** Start Materials provided **

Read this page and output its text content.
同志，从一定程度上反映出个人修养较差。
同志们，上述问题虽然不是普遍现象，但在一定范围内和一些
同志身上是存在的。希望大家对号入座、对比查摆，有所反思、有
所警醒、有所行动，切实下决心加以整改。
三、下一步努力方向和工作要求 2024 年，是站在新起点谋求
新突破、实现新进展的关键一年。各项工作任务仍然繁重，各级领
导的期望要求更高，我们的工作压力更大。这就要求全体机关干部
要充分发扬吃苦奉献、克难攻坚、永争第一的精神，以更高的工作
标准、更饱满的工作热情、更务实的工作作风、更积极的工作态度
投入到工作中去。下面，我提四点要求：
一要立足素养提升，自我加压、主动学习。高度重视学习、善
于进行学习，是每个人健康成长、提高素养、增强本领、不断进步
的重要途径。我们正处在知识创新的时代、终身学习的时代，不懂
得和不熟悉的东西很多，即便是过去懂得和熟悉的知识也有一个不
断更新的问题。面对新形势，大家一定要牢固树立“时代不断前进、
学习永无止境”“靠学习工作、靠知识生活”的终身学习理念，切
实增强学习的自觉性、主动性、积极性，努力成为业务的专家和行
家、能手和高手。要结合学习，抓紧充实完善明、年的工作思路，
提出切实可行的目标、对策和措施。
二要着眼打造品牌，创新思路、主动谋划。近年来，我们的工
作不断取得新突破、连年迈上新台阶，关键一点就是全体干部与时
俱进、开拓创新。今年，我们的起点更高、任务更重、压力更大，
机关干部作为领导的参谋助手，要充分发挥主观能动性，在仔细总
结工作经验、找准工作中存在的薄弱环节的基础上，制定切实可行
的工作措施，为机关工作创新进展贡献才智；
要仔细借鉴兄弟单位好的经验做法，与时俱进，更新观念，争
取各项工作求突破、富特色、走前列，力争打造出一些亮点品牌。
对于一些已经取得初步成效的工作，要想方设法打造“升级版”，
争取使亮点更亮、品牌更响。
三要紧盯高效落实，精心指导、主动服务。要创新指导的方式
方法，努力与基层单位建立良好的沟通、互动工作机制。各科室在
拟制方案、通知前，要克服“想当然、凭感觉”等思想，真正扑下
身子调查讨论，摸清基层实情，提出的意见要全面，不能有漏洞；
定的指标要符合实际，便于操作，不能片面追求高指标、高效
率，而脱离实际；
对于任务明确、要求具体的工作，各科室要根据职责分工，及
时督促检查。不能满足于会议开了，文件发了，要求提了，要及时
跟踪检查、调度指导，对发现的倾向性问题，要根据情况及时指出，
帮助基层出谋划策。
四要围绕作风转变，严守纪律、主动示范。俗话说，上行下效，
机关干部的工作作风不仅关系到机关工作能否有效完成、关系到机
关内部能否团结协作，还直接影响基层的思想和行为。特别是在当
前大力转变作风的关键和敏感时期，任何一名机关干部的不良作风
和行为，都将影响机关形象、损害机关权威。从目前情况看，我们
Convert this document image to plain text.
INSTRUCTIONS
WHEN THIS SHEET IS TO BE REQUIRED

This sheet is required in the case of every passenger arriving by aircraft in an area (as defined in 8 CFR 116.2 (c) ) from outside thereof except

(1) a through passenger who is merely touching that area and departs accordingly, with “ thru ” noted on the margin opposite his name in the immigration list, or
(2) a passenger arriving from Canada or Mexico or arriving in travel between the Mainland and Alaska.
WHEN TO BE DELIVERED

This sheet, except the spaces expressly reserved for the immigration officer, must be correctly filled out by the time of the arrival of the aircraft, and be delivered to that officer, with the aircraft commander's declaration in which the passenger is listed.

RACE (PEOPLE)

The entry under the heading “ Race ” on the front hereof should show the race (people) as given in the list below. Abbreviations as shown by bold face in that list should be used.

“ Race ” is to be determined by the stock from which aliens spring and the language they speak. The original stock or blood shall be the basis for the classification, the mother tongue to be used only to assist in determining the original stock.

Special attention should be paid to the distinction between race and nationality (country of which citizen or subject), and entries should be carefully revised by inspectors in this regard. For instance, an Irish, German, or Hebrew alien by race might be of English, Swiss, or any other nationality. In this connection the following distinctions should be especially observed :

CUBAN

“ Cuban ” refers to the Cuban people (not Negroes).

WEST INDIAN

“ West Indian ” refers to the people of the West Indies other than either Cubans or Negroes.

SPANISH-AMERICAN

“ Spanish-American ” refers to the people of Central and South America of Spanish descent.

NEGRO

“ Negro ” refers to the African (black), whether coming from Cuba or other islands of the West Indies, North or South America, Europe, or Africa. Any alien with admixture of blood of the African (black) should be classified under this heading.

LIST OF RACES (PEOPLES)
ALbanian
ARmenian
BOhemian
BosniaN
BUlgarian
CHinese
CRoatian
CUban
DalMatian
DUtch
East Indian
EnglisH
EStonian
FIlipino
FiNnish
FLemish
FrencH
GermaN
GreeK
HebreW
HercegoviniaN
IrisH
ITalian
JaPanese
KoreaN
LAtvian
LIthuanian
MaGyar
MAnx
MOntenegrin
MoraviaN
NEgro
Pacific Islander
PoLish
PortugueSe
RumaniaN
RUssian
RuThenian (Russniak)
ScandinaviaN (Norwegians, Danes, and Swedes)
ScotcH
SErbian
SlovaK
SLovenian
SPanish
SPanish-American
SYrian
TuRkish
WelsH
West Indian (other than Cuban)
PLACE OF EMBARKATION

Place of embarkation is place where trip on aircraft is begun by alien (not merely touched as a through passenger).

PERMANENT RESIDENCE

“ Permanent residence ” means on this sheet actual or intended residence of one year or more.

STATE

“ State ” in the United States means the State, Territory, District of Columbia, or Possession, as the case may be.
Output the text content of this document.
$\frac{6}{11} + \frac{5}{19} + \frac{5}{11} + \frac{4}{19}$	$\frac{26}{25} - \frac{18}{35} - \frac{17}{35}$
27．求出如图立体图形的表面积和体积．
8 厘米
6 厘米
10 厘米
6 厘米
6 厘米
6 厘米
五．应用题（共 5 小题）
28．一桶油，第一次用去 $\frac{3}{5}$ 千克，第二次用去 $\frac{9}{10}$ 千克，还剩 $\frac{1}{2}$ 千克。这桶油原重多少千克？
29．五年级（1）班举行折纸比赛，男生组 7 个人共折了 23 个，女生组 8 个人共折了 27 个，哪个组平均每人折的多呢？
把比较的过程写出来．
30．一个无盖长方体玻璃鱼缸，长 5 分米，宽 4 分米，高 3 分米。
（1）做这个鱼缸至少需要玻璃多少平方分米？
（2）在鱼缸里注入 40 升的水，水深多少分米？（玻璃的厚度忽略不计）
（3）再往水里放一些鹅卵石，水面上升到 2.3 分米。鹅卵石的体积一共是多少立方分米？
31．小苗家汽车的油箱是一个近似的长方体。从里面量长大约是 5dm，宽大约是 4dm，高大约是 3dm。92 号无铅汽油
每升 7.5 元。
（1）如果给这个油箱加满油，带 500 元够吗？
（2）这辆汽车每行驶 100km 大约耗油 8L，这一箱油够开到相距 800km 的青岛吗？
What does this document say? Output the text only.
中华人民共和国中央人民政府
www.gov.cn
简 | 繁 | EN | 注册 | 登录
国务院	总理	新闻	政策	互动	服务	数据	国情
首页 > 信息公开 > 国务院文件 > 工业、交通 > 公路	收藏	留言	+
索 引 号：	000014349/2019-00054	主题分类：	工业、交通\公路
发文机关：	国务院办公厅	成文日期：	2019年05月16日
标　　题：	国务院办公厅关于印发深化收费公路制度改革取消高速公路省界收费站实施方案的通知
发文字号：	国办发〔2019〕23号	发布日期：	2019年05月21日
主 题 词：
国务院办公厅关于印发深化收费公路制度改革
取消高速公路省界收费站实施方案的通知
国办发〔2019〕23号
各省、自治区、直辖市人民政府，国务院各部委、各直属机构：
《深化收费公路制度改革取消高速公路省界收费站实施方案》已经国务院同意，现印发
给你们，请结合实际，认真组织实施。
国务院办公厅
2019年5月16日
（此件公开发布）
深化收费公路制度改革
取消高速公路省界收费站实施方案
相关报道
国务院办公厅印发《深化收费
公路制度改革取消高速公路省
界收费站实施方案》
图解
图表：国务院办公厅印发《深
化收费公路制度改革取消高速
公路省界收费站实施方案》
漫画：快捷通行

** End Materials provided **

— Exercise directions —
Please quote exactly the lines from the one containing "What does this" through the last line of the records above, both included, and nothing else.

— Exercise result —
What does this document say? Output the text only.
中华人民共和国中央人民政府
www.gov.cn
简 | 繁 | EN | 注册 | 登录
国务院	总理	新闻	政策	互动	服务	数据	国情
首页 > 信息公开 > 国务院文件 > 工业、交通 > 公路	收藏	留言	+
索 引 号：	000014349/2019-00054	主题分类：	工业、交通\公路
发文机关：	国务院办公厅	成文日期：	2019年05月16日
标　　题：	国务院办公厅关于印发深化收费公路制度改革取消高速公路省界收费站实施方案的通知
发文字号：	国办发〔2019〕23号	发布日期：	2019年05月21日
主 题 词：
国务院办公厅关于印发深化收费公路制度改革
取消高速公路省界收费站实施方案的通知
国办发〔2019〕23号
各省、自治区、直辖市人民政府，国务院各部委、各直属机构：
《深化收费公路制度改革取消高速公路省界收费站实施方案》已经国务院同意，现印发
给你们，请结合实际，认真组织实施。
国务院办公厅
2019年5月16日
（此件公开发布）
深化收费公路制度改革
取消高速公路省界收费站实施方案
相关报道
国务院办公厅印发《深化收费
公路制度改革取消高速公路省
界收费站实施方案》
图解
图表：国务院办公厅印发《深
化收费公路制度改革取消高速
公路省界收费站实施方案》
漫画：快捷通行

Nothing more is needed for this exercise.